*RECORDS PROVIDED*:

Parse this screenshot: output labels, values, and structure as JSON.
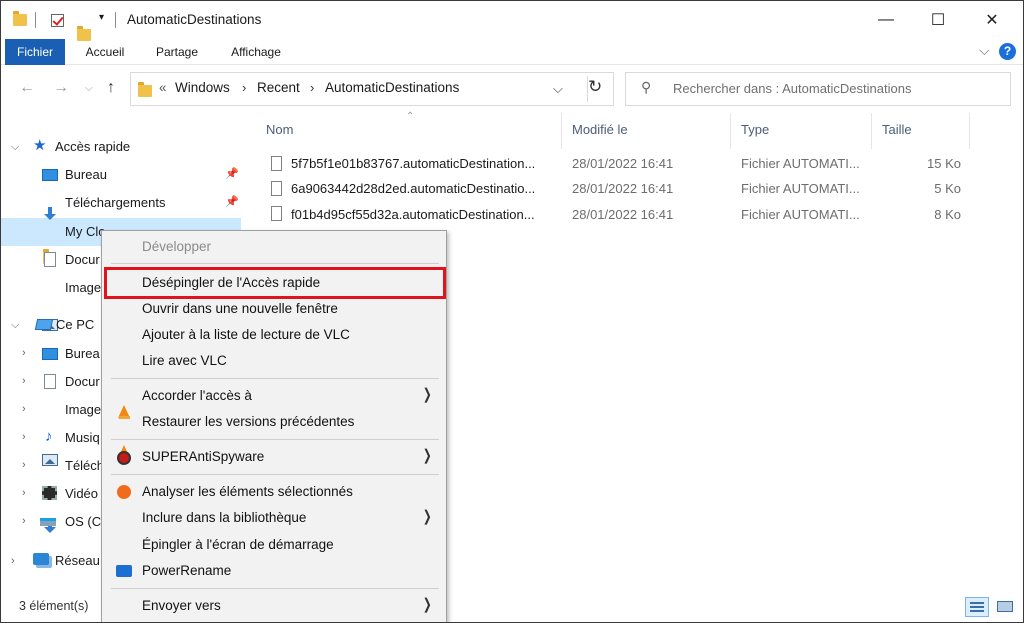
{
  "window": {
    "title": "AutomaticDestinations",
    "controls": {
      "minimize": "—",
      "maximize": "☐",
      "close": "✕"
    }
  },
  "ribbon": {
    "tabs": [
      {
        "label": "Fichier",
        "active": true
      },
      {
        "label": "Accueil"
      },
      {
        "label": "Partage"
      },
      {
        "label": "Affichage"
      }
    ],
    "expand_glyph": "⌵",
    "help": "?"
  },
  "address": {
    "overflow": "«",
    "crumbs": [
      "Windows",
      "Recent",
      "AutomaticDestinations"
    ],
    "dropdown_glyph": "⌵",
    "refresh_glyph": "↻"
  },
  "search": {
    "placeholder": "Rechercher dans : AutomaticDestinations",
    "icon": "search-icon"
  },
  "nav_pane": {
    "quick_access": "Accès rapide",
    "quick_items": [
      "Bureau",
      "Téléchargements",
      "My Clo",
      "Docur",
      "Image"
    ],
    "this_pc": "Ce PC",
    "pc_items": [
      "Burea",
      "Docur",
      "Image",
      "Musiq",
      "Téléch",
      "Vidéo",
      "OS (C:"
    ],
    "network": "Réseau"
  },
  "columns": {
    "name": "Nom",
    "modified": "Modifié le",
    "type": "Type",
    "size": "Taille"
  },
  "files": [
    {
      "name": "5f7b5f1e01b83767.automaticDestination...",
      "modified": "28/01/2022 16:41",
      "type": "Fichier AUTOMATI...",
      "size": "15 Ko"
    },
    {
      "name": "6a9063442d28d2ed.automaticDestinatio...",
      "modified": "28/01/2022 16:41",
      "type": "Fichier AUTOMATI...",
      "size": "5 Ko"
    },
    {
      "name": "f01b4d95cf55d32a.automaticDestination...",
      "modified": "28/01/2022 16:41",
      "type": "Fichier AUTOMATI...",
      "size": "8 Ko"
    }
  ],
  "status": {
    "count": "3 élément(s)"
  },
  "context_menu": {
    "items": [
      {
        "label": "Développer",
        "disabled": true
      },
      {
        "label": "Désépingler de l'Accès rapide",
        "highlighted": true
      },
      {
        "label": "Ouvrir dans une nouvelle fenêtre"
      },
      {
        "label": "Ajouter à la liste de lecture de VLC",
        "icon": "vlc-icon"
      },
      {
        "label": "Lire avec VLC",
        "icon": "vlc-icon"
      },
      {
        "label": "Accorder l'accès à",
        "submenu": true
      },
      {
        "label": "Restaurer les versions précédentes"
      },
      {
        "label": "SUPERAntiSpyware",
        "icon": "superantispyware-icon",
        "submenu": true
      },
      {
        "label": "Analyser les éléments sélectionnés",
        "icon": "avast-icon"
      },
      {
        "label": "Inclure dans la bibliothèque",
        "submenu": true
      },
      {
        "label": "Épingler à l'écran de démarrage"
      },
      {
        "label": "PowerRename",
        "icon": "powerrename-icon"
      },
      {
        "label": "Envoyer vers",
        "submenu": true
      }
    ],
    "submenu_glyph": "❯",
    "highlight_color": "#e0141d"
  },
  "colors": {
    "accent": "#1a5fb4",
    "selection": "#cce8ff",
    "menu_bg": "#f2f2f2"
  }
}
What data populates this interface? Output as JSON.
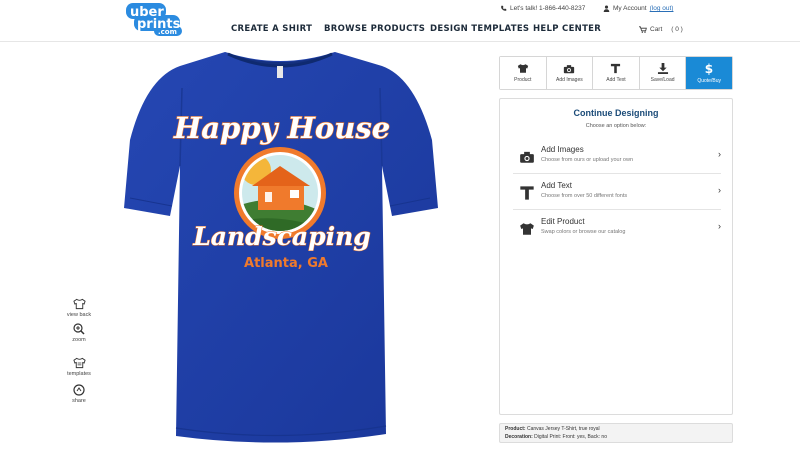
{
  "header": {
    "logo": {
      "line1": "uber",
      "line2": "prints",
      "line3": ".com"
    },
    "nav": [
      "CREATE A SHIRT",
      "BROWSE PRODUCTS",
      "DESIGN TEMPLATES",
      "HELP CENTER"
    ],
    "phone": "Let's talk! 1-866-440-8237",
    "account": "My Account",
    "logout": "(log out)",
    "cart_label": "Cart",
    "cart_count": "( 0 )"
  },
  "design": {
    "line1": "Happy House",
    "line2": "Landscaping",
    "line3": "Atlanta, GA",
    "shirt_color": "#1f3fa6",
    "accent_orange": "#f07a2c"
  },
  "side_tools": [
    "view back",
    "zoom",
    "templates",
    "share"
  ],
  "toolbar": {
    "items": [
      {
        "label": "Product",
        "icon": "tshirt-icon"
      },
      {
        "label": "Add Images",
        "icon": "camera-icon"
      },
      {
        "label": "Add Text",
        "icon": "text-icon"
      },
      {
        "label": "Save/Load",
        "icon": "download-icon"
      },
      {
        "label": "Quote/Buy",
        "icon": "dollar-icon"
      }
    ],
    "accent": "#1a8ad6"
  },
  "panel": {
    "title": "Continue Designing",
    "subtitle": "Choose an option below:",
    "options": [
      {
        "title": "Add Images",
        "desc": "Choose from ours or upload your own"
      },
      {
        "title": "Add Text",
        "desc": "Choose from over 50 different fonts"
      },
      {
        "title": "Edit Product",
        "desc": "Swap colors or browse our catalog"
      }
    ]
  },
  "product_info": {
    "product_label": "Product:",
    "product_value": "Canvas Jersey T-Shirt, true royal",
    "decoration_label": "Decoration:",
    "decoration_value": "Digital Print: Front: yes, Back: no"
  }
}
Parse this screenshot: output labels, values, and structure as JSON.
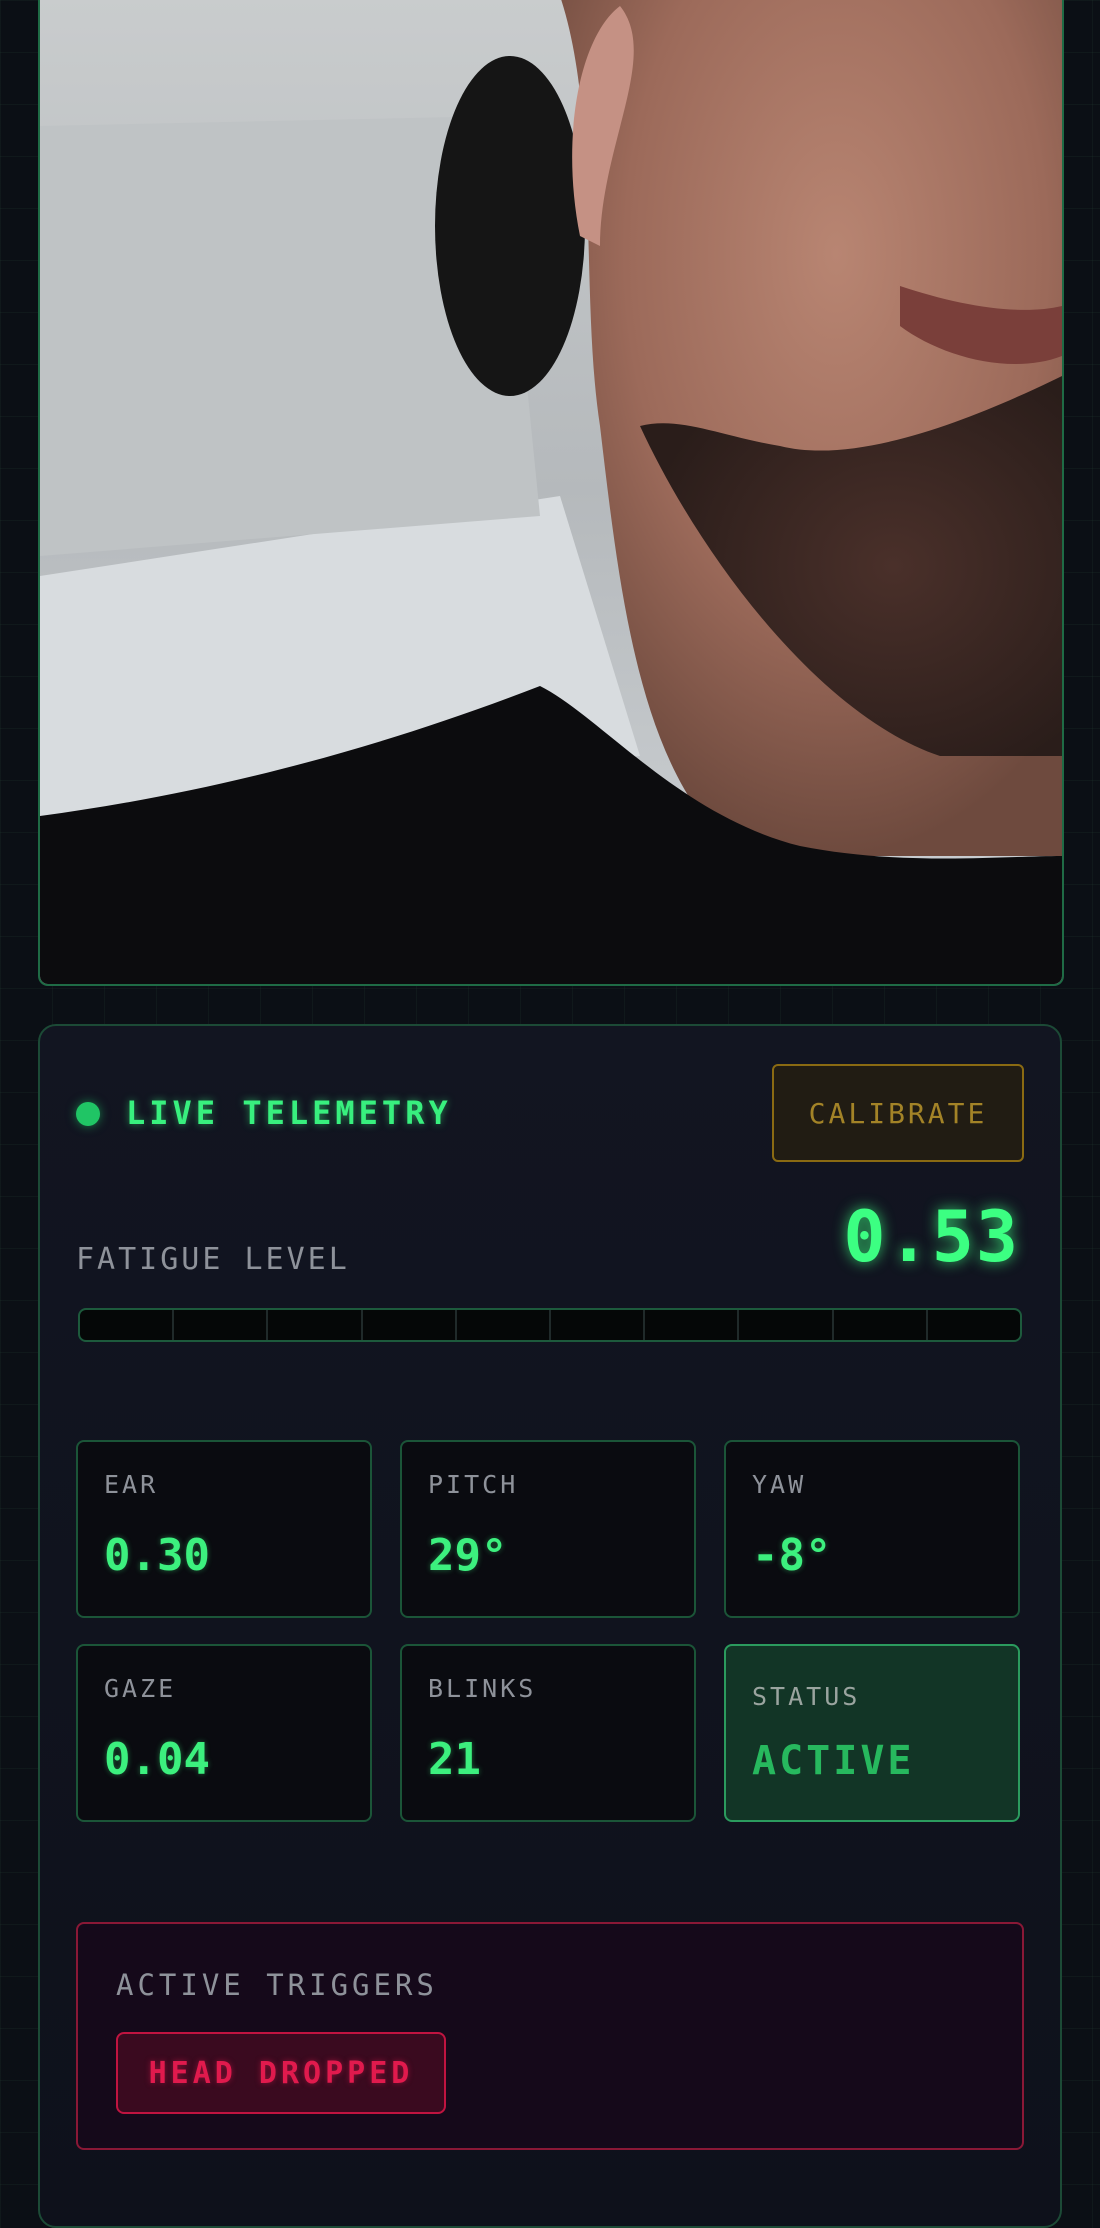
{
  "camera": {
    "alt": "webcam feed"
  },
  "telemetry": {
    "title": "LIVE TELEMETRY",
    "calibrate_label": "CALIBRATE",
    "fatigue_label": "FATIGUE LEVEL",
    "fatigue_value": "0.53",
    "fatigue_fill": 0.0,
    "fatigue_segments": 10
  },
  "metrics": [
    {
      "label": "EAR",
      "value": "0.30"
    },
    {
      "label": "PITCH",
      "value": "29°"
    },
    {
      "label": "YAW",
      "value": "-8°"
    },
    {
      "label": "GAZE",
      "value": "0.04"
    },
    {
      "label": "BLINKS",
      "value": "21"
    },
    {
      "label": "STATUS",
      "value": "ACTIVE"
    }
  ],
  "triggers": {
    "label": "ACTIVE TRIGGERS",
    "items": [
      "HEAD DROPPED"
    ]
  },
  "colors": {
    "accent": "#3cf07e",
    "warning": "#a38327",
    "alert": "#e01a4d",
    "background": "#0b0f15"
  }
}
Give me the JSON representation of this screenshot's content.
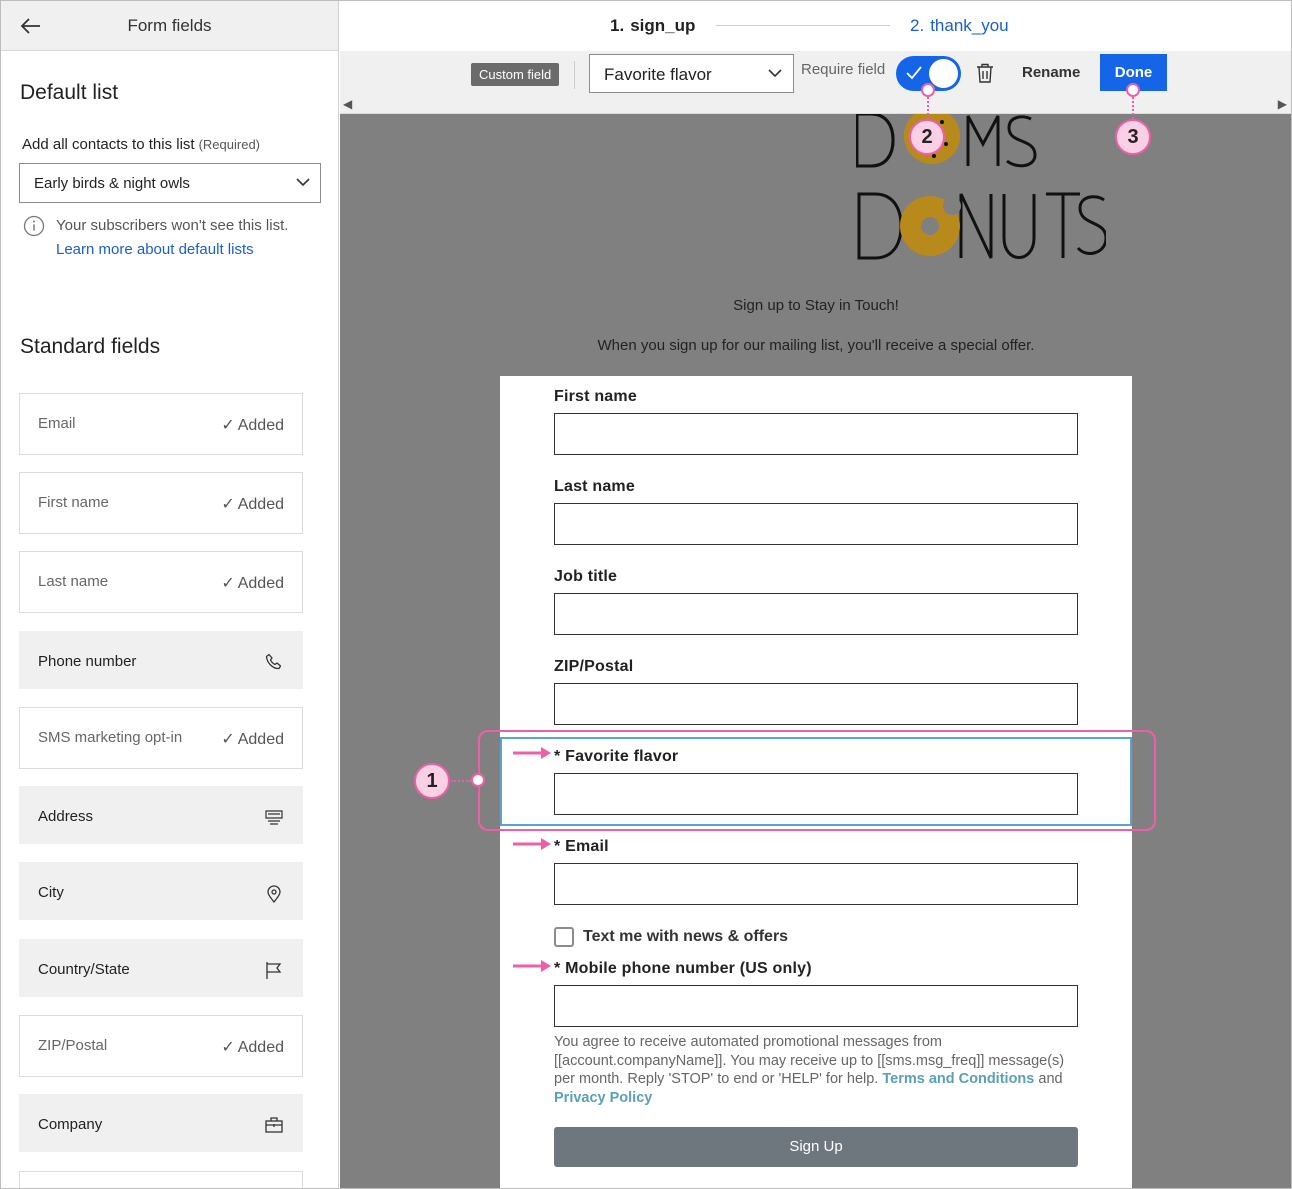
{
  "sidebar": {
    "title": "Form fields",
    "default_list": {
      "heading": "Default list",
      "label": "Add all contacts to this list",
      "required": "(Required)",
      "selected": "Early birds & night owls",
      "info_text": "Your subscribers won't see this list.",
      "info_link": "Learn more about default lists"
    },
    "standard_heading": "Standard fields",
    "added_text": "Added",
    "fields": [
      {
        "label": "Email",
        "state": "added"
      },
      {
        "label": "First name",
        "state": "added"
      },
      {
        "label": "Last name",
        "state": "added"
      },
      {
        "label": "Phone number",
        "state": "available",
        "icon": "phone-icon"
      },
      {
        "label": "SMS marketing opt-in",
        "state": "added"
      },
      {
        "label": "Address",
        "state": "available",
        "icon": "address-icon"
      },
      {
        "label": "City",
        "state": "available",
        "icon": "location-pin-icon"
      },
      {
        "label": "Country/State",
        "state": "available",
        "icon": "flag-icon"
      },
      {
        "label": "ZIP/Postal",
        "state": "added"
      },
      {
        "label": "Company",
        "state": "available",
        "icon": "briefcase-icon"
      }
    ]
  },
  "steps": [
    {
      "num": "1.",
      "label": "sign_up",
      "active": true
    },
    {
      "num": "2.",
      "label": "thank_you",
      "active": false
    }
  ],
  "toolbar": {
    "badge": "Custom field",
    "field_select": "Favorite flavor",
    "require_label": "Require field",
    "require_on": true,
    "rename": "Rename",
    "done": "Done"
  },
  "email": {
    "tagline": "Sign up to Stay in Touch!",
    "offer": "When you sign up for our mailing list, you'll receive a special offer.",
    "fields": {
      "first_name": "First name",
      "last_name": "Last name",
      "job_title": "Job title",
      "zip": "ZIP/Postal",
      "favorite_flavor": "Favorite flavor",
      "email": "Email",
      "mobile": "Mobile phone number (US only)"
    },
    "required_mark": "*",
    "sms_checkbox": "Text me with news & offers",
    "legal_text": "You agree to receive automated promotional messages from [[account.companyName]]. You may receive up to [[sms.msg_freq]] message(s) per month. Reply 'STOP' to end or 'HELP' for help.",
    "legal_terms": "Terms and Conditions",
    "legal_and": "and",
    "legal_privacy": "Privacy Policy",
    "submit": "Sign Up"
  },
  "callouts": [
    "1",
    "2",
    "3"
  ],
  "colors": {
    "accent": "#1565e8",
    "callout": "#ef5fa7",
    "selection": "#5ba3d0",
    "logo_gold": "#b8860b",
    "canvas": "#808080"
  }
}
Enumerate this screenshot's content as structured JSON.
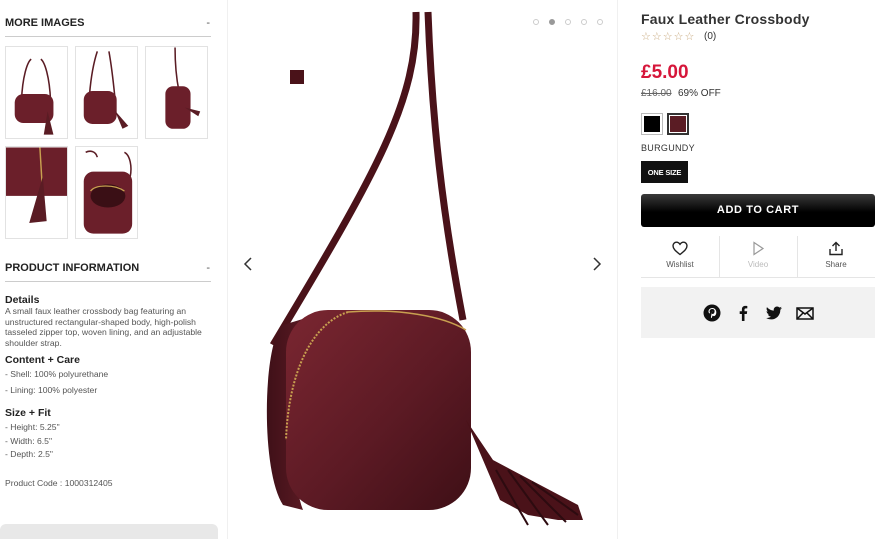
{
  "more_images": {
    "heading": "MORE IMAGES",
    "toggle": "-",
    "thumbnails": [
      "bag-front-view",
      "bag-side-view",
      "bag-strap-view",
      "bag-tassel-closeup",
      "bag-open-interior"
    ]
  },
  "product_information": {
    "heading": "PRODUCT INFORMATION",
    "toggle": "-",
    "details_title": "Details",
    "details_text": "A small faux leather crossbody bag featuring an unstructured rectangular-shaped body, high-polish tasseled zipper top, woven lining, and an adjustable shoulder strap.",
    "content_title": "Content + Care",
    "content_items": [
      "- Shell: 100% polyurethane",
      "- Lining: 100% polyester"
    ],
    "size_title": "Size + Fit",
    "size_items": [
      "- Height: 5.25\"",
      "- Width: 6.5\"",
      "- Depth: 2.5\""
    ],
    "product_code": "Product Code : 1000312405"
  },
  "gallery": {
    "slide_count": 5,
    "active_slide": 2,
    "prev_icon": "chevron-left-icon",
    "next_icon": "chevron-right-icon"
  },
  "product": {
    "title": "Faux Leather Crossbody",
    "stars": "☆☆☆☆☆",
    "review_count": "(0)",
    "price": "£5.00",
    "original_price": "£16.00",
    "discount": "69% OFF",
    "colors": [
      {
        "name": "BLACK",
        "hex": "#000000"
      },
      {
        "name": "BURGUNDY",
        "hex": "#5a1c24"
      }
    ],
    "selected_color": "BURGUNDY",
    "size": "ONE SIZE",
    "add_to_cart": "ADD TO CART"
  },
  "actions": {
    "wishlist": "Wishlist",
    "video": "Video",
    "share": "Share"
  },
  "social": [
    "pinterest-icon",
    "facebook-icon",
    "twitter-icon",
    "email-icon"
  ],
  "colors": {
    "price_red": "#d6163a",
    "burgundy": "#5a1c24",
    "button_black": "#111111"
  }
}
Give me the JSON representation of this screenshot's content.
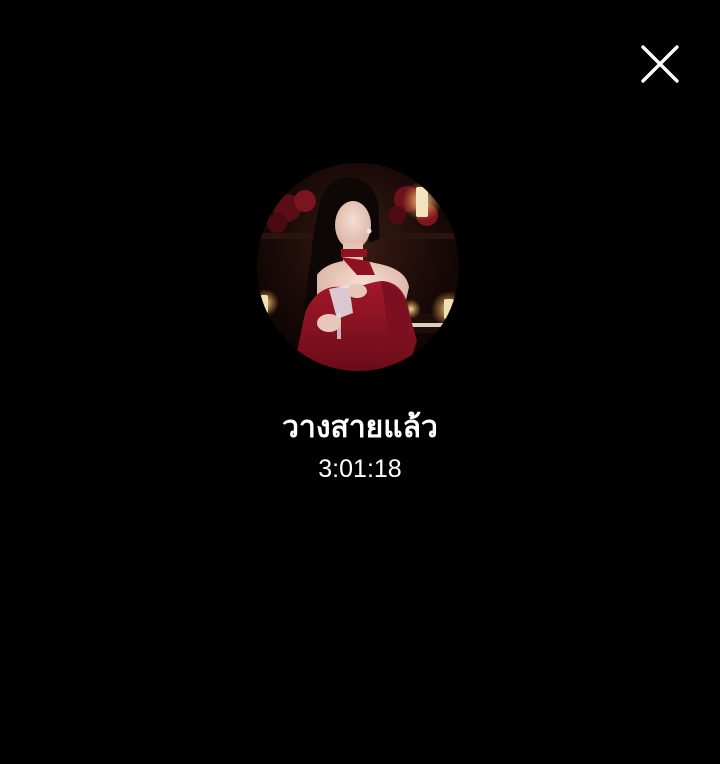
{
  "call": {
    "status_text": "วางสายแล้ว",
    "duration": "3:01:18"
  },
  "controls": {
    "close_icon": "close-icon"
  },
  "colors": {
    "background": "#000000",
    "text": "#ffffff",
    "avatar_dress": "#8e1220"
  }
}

*GOAL*:
From the entries, report each line that includes the word "background".

*FULL ANSWER*:
    "background": "#0b0f15"
    "background": "#000000",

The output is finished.